▶ [WORK REQUIRED] Repeat each record exactly. Any picture gets left out.

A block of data
»»

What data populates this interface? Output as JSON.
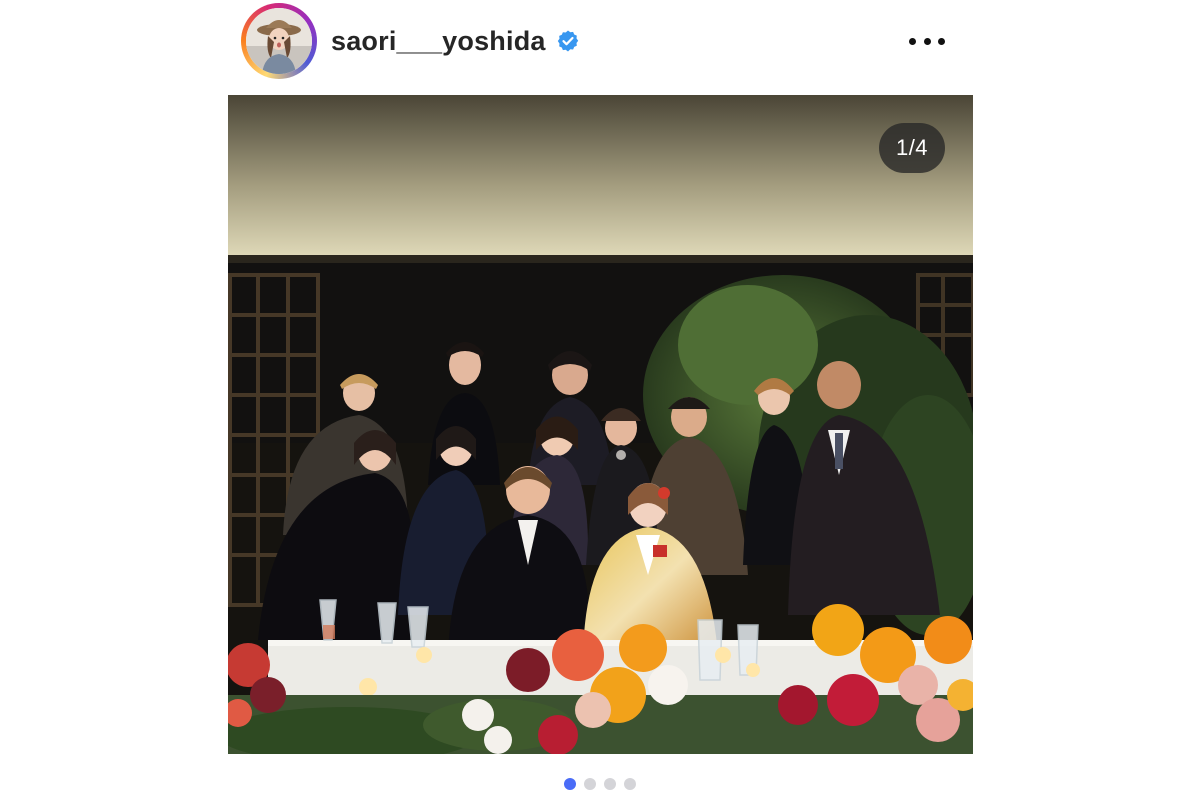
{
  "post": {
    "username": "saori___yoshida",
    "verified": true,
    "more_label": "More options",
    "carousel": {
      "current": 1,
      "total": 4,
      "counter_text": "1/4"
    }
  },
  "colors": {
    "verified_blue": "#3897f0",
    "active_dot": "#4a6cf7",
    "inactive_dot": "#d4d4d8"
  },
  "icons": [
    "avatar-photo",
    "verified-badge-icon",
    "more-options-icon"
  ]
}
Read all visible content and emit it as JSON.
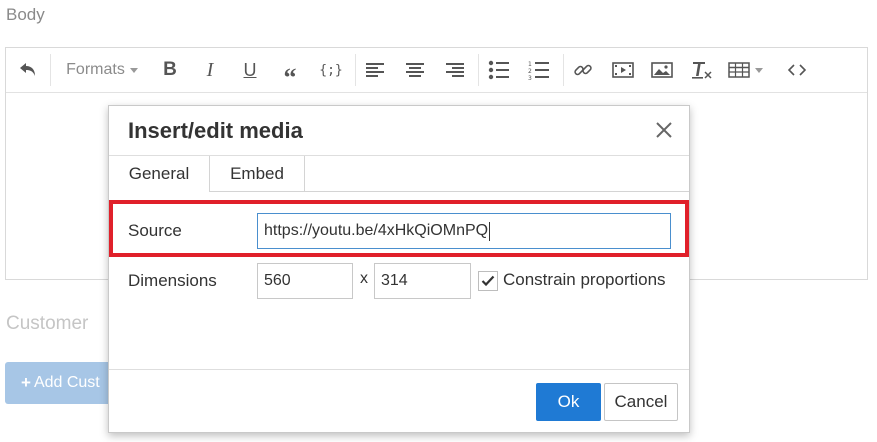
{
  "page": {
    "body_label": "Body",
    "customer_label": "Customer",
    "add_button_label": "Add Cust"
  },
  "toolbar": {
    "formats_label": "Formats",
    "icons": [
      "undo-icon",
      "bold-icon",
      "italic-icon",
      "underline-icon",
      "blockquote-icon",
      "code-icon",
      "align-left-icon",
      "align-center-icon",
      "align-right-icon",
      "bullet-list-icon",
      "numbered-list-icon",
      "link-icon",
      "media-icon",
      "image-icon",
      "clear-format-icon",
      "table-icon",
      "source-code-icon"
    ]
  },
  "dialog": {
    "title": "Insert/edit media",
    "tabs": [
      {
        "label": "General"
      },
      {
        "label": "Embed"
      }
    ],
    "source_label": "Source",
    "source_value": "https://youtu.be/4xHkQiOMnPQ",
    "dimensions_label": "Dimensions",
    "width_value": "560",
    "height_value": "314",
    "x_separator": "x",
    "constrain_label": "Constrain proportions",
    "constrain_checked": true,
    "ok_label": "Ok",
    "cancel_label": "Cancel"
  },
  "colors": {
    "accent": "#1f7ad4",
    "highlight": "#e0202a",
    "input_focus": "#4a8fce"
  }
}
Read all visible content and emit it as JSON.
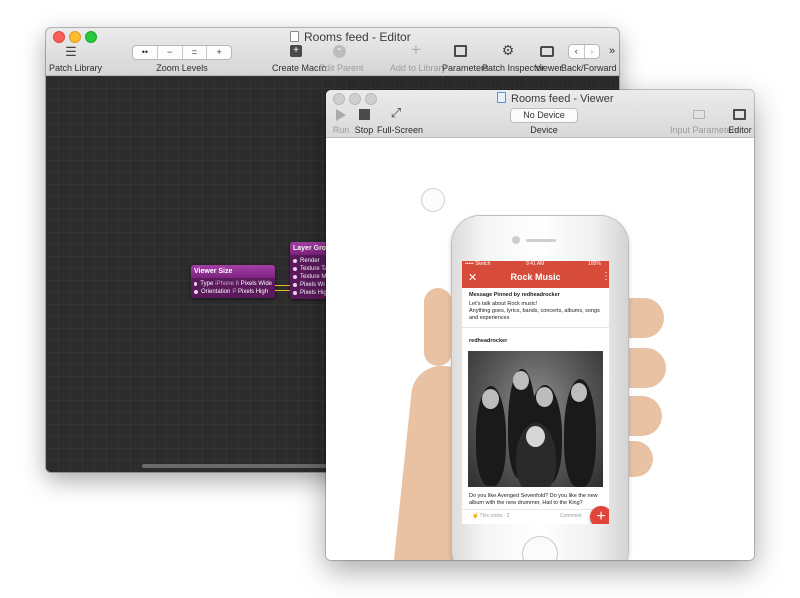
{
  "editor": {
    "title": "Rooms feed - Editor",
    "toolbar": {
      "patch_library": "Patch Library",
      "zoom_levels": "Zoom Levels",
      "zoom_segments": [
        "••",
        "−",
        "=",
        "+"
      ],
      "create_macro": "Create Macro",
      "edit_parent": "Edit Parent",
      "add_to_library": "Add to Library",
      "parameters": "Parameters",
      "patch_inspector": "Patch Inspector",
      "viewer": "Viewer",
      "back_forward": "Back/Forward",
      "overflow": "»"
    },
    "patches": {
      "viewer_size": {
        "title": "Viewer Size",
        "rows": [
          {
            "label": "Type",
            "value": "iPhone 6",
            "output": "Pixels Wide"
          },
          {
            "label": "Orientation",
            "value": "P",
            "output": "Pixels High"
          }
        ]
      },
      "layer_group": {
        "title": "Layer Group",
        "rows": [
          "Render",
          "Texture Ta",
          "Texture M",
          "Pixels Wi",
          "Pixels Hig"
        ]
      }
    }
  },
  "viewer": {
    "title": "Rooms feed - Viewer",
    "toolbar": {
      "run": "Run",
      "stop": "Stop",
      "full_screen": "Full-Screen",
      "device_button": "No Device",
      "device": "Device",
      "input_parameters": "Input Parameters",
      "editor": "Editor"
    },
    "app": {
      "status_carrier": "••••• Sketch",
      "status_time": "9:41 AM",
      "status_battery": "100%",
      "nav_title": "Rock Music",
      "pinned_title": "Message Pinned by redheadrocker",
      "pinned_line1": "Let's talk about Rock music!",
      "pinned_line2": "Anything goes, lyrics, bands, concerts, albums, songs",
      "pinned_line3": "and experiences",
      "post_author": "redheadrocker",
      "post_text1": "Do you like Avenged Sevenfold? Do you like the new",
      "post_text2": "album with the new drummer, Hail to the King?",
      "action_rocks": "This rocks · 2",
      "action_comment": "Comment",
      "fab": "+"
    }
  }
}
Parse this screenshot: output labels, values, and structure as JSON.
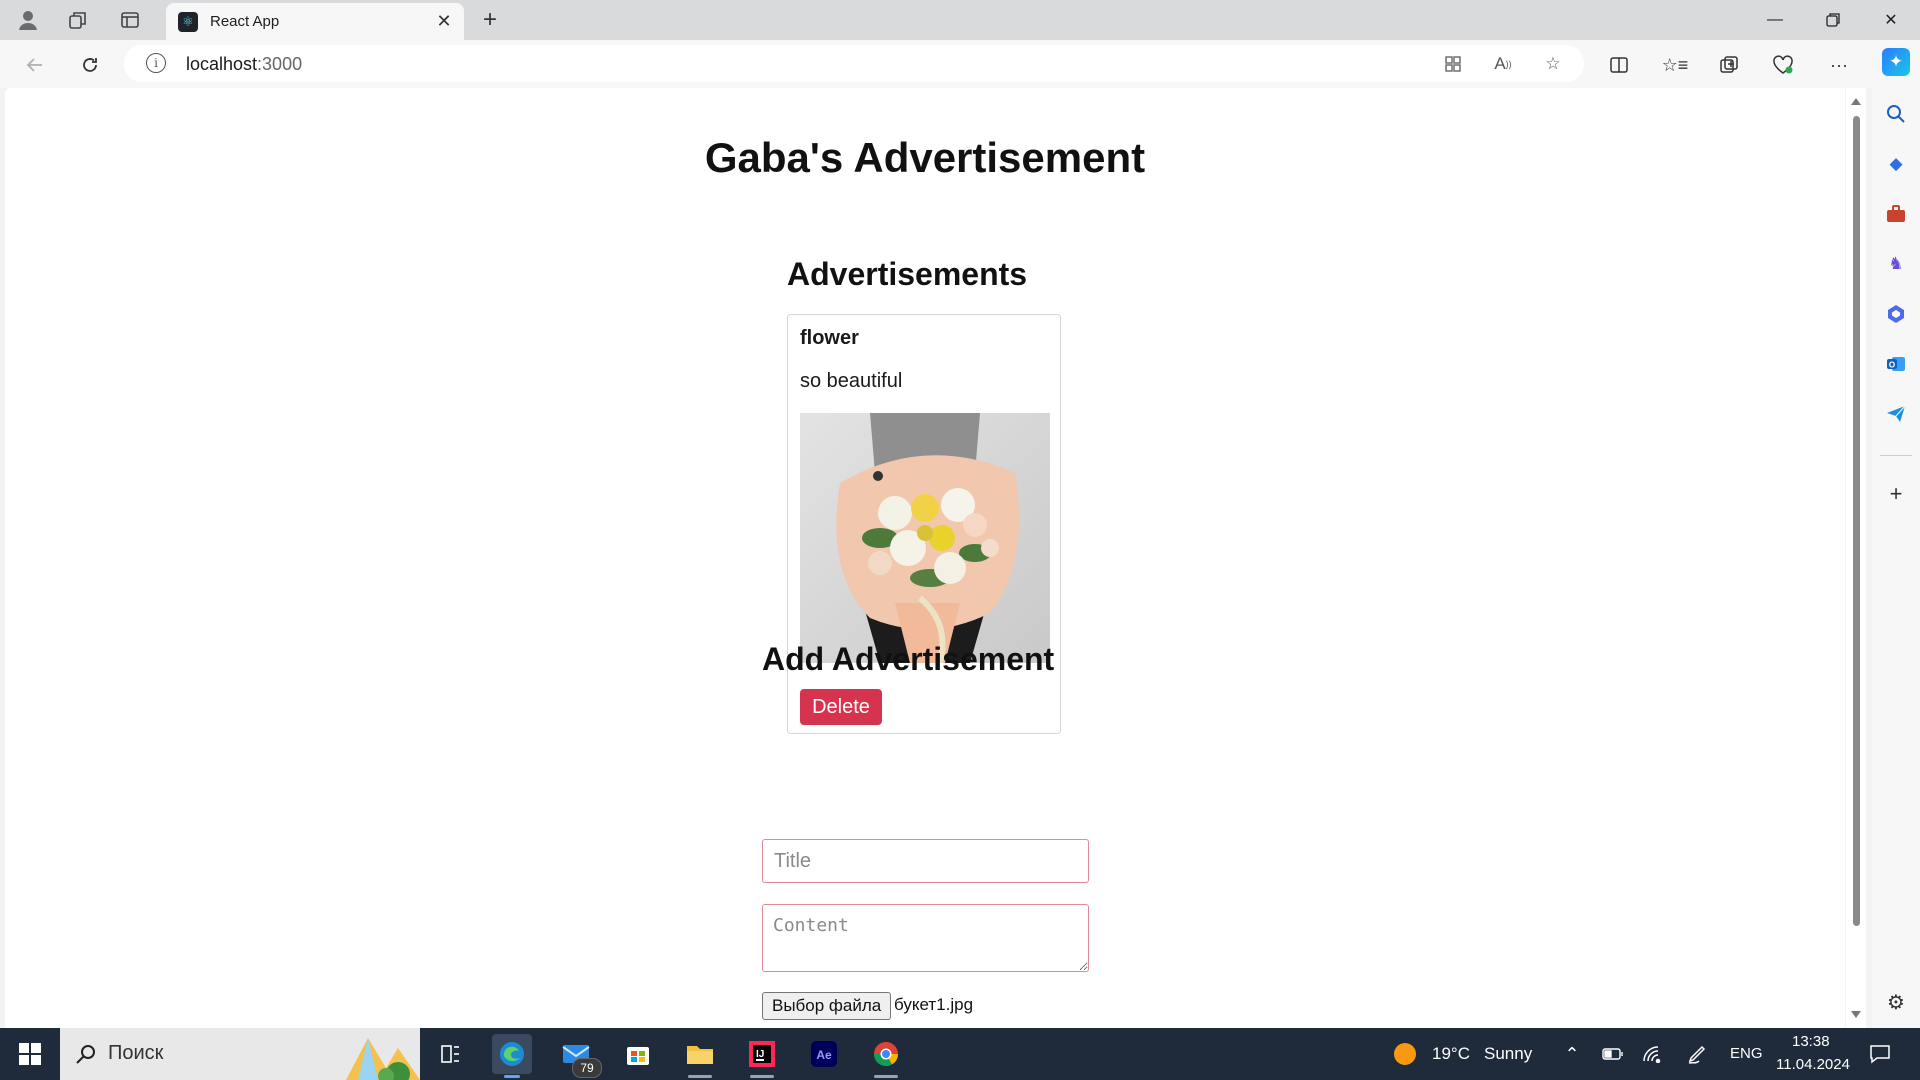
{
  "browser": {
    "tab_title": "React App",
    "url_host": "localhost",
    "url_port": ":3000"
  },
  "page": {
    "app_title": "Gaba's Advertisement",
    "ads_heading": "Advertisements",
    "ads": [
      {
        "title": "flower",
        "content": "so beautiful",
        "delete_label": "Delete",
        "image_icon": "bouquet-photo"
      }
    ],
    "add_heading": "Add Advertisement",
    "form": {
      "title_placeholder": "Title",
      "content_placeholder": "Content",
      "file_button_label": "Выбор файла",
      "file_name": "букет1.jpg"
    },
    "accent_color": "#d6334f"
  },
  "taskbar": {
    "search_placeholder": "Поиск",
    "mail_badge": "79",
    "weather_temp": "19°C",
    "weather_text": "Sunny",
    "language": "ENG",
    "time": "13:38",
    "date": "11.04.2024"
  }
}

««

▶ [EXPECTED OUTPUT]
What data populates this interface? Output as JSON.
{
  "post": {
    "username": "saori___yoshida",
    "verified": true,
    "more_label": "More options",
    "carousel": {
      "current": 1,
      "total": 4,
      "counter_text": "1/4"
    }
  },
  "colors": {
    "verified_blue": "#3897f0",
    "active_dot": "#4a6cf7",
    "inactive_dot": "#d4d4d8"
  },
  "icons": [
    "avatar-photo",
    "verified-badge-icon",
    "more-options-icon"
  ]
}
Read all visible content and emit it as JSON.
{
  "page": {
    "body_label": "Body",
    "customer_label": "Customer",
    "add_button_label": "Add Cust"
  },
  "toolbar": {
    "formats_label": "Formats",
    "icons": [
      "undo-icon",
      "bold-icon",
      "italic-icon",
      "underline-icon",
      "blockquote-icon",
      "code-icon",
      "align-left-icon",
      "align-center-icon",
      "align-right-icon",
      "bullet-list-icon",
      "numbered-list-icon",
      "link-icon",
      "media-icon",
      "image-icon",
      "clear-format-icon",
      "table-icon",
      "source-code-icon"
    ]
  },
  "dialog": {
    "title": "Insert/edit media",
    "tabs": [
      {
        "label": "General"
      },
      {
        "label": "Embed"
      }
    ],
    "source_label": "Source",
    "source_value": "https://youtu.be/4xHkQiOMnPQ",
    "dimensions_label": "Dimensions",
    "width_value": "560",
    "height_value": "314",
    "x_separator": "x",
    "constrain_label": "Constrain proportions",
    "constrain_checked": true,
    "ok_label": "Ok",
    "cancel_label": "Cancel"
  },
  "colors": {
    "accent": "#1f7ad4",
    "highlight": "#e0202a",
    "input_focus": "#4a8fce"
  }
}
Read all visible content and emit it as JSON.
{
  "editor": {
    "title": "Rooms feed - Editor",
    "toolbar": {
      "patch_library": "Patch Library",
      "zoom_levels": "Zoom Levels",
      "zoom_segments": [
        "••",
        "−",
        "=",
        "+"
      ],
      "create_macro": "Create Macro",
      "edit_parent": "Edit Parent",
      "add_to_library": "Add to Library",
      "parameters": "Parameters",
      "patch_inspector": "Patch Inspector",
      "viewer": "Viewer",
      "back_forward": "Back/Forward",
      "overflow": "»"
    },
    "patches": {
      "viewer_size": {
        "title": "Viewer Size",
        "rows": [
          {
            "label": "Type",
            "value": "iPhone 6",
            "output": "Pixels Wide"
          },
          {
            "label": "Orientation",
            "value": "P",
            "output": "Pixels High"
          }
        ]
      },
      "layer_group": {
        "title": "Layer Group",
        "rows": [
          "Render",
          "Texture Ta",
          "Texture M",
          "Pixels Wi",
          "Pixels Hig"
        ]
      }
    }
  },
  "viewer": {
    "title": "Rooms feed - Viewer",
    "toolbar": {
      "run": "Run",
      "stop": "Stop",
      "full_screen": "Full-Screen",
      "device_button": "No Device",
      "device": "Device",
      "input_parameters": "Input Parameters",
      "editor": "Editor"
    },
    "app": {
      "status_carrier": "••••• Sketch",
      "status_time": "9:41 AM",
      "status_battery": "100%",
      "nav_title": "Rock Music",
      "pinned_title": "Message Pinned by redheadrocker",
      "pinned_line1": "Let's talk about Rock music!",
      "pinned_line2": "Anything goes, lyrics, bands, concerts, albums, songs",
      "pinned_line3": "and experiences",
      "post_author": "redheadrocker",
      "post_text1": "Do you like Avenged Sevenfold? Do you like the new",
      "post_text2": "album with the new drummer, Hail to the King?",
      "action_rocks": "This rocks · 2",
      "action_comment": "Comment",
      "fab": "+"
    }
  }
}
Parse this screenshot: output labels, values, and structure as JSON.
{
  "browser": {
    "tab_title": "React App",
    "url_host": "localhost",
    "url_port": ":3000"
  },
  "page": {
    "app_title": "Gaba's Advertisement",
    "ads_heading": "Advertisements",
    "ads": [
      {
        "title": "flower",
        "content": "so beautiful",
        "delete_label": "Delete",
        "image_icon": "bouquet-photo"
      }
    ],
    "add_heading": "Add Advertisement",
    "form": {
      "title_placeholder": "Title",
      "content_placeholder": "Content",
      "file_button_label": "Выбор файла",
      "file_name": "букет1.jpg"
    },
    "accent_color": "#d6334f"
  },
  "taskbar": {
    "search_placeholder": "Поиск",
    "mail_badge": "79",
    "weather_temp": "19°C",
    "weather_text": "Sunny",
    "language": "ENG",
    "time": "13:38",
    "date": "11.04.2024"
  }
}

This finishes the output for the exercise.